**Your task:**
Look through the listing for the word "bilan". Copy each line that has it.

[START]

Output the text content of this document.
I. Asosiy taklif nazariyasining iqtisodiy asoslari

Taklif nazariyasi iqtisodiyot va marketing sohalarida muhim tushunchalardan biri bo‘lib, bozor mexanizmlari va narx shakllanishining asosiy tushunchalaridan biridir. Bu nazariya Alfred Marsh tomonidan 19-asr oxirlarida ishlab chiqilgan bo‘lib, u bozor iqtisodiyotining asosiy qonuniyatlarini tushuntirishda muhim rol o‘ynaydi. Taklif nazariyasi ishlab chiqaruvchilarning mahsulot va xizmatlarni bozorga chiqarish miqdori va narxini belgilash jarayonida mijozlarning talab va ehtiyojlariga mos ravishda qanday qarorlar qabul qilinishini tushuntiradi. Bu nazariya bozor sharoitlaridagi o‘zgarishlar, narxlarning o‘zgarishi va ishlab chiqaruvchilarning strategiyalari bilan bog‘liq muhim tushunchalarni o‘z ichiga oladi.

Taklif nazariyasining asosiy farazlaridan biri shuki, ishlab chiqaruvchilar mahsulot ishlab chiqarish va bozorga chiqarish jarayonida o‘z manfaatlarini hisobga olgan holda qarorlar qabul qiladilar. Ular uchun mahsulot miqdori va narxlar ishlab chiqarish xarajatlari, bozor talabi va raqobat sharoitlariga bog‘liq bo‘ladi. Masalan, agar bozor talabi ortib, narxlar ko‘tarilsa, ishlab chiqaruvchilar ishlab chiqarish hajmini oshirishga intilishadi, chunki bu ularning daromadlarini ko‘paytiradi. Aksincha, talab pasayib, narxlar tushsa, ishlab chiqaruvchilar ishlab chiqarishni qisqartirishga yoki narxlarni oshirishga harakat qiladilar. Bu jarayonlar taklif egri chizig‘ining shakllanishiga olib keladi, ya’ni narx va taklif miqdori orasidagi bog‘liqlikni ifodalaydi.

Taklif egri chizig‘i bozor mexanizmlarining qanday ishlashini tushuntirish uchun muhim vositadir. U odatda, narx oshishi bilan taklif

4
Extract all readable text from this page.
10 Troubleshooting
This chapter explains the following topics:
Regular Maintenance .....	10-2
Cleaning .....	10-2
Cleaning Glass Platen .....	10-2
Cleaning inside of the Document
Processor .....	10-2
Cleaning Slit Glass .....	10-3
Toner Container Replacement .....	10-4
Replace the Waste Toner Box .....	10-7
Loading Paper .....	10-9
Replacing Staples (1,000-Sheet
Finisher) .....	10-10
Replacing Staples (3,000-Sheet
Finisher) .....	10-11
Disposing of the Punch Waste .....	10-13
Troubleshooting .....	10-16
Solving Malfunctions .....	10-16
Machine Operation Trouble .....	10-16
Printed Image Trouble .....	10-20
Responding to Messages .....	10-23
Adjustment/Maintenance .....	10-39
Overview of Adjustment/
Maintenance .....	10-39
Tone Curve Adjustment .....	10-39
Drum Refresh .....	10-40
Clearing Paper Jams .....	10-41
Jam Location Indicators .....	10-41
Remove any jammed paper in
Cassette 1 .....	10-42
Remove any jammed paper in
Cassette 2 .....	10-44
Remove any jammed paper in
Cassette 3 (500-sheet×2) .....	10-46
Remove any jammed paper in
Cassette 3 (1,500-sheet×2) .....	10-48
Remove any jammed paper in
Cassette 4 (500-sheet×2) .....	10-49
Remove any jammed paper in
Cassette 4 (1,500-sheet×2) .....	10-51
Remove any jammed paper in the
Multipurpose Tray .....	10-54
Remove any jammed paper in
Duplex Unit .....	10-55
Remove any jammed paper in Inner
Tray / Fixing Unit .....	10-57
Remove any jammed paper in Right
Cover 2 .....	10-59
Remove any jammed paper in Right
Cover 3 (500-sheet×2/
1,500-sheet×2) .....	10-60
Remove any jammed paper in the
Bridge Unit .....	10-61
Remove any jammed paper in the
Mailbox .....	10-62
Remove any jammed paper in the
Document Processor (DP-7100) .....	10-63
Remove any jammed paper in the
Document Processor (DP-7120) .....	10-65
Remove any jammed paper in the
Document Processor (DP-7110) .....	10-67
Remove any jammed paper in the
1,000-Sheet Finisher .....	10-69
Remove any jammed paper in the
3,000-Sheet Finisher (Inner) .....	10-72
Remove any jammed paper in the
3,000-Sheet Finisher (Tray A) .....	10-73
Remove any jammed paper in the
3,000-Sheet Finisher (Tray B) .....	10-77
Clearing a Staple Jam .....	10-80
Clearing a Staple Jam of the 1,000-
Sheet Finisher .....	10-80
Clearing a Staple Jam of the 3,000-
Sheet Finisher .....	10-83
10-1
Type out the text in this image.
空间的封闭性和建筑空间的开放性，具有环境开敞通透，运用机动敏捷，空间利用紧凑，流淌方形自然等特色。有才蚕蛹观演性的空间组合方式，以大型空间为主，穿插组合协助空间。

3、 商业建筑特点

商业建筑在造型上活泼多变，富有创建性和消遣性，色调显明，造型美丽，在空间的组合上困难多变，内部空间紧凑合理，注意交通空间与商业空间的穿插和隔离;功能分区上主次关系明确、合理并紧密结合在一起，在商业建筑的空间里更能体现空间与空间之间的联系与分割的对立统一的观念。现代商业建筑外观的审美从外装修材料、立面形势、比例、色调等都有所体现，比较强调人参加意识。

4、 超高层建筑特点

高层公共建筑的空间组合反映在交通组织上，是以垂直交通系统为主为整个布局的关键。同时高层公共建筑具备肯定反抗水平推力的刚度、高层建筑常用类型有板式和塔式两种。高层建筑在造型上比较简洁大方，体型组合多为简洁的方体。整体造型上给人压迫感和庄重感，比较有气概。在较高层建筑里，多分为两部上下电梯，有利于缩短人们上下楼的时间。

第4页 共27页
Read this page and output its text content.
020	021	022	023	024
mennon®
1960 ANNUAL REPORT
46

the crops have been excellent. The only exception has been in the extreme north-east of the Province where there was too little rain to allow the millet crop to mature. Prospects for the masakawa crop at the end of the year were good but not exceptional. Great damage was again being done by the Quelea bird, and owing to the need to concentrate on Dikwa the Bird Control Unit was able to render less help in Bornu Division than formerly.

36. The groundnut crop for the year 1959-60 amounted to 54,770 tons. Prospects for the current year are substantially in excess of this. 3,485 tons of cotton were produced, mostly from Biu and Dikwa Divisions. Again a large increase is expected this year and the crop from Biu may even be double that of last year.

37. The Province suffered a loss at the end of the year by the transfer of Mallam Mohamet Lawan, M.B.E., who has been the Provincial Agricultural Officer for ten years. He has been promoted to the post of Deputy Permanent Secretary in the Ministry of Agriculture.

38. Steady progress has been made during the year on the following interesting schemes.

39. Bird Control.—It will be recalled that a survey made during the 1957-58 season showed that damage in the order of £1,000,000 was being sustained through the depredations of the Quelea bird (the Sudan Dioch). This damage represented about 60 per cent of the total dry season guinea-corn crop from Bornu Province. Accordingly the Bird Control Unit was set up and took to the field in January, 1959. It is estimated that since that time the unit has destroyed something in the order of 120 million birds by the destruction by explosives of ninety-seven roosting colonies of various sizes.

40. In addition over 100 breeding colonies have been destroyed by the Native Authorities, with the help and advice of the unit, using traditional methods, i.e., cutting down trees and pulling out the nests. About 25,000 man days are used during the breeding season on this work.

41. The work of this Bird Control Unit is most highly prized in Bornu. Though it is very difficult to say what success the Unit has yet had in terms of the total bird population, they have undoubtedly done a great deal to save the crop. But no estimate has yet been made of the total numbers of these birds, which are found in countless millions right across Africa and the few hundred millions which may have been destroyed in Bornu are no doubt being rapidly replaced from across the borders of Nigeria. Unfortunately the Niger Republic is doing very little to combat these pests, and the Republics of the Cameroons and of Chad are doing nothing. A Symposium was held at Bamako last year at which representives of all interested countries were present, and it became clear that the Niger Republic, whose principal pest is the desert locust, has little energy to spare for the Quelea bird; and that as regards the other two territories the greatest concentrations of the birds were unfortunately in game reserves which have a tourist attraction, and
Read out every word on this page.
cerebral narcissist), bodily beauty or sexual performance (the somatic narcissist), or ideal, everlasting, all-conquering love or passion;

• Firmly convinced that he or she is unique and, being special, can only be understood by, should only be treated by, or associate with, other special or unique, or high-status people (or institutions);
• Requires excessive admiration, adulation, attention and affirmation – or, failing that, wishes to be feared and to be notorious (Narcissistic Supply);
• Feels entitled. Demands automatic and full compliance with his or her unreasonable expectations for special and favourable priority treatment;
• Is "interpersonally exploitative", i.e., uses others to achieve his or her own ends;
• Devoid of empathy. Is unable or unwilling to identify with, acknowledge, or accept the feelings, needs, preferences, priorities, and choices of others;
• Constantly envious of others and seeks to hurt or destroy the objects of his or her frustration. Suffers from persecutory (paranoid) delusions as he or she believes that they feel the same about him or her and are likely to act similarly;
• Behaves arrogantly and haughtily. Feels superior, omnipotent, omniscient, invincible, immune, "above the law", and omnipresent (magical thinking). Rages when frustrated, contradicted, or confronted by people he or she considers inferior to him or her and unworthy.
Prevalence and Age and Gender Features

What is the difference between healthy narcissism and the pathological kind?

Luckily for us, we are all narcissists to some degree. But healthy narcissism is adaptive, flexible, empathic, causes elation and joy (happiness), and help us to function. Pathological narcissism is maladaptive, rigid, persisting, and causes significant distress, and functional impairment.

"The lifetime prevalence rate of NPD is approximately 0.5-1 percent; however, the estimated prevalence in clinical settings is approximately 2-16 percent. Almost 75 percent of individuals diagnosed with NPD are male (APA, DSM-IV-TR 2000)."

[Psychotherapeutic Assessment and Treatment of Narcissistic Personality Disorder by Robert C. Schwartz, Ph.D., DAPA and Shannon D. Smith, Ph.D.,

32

[END]

**Task response:**
Taklif nazariyasi iqtisodiyot va marketing sohalarida muhim tushunchalardan biri bo‘lib, bozor mexanizmlari va narx shakllanishining asosiy tushunchalaridan biridir. Bu nazariya Alfred Marsh tomonidan 19-asr oxirlarida ishlab chiqilgan bo‘lib, u bozor iqtisodiyotining asosiy qonuniyatlarini tushuntirishda muhim rol o‘ynaydi. Taklif nazariyasi ishlab chiqaruvchilarning mahsulot va xizmatlarni bozorga chiqarish miqdori va narxini belgilash jarayonida mijozlarning talab va ehtiyojlariga mos ravishda qanday qarorlar qabul qilinishini tushuntiradi. Bu nazariya bozor sharoitlaridagi o‘zgarishlar, narxlarning o‘zgarishi va ishlab chiqaruvchilarning strategiyalari bilan bog‘liq muhim tushunchalarni o‘z ichiga oladi.
Taklif egri chizig‘i bozor mexanizmlarining qanday ishlashini tushuntirish uchun muhim vositadir. U odatda, narx oshishi bilan taklif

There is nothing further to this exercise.